*PROBLEM DESCRIPTION*: Scan the listing below. Report each line that includes "Laventille".

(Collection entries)
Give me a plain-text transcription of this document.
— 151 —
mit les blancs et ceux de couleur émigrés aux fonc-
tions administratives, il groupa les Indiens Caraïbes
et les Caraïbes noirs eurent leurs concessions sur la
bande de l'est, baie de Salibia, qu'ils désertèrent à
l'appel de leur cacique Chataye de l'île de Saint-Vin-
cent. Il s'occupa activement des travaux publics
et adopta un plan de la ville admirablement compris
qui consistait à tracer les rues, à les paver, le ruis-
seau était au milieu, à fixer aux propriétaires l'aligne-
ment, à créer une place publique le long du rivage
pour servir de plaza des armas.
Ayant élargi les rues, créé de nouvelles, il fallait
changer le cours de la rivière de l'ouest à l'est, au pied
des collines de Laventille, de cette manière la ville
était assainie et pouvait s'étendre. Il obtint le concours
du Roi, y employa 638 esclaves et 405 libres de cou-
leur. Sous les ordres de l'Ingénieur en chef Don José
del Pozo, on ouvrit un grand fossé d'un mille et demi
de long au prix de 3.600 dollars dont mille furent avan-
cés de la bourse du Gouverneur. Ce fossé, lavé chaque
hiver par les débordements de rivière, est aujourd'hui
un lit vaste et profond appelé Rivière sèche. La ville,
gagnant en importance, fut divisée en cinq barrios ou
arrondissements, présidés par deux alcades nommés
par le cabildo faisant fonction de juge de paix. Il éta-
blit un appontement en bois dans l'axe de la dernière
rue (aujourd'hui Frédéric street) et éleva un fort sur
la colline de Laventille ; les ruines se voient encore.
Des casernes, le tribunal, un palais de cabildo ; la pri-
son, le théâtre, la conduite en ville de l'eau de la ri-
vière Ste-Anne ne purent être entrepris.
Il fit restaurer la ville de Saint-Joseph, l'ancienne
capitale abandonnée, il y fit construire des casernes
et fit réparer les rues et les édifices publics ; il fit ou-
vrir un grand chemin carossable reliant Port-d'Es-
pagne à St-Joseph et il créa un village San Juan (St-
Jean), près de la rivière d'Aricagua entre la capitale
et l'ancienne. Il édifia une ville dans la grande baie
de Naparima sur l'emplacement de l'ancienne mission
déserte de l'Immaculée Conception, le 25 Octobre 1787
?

*RESPONSE*:
des collines de Laventille, de cette manière la ville
la colline de Laventille ; les ruines se voient encore.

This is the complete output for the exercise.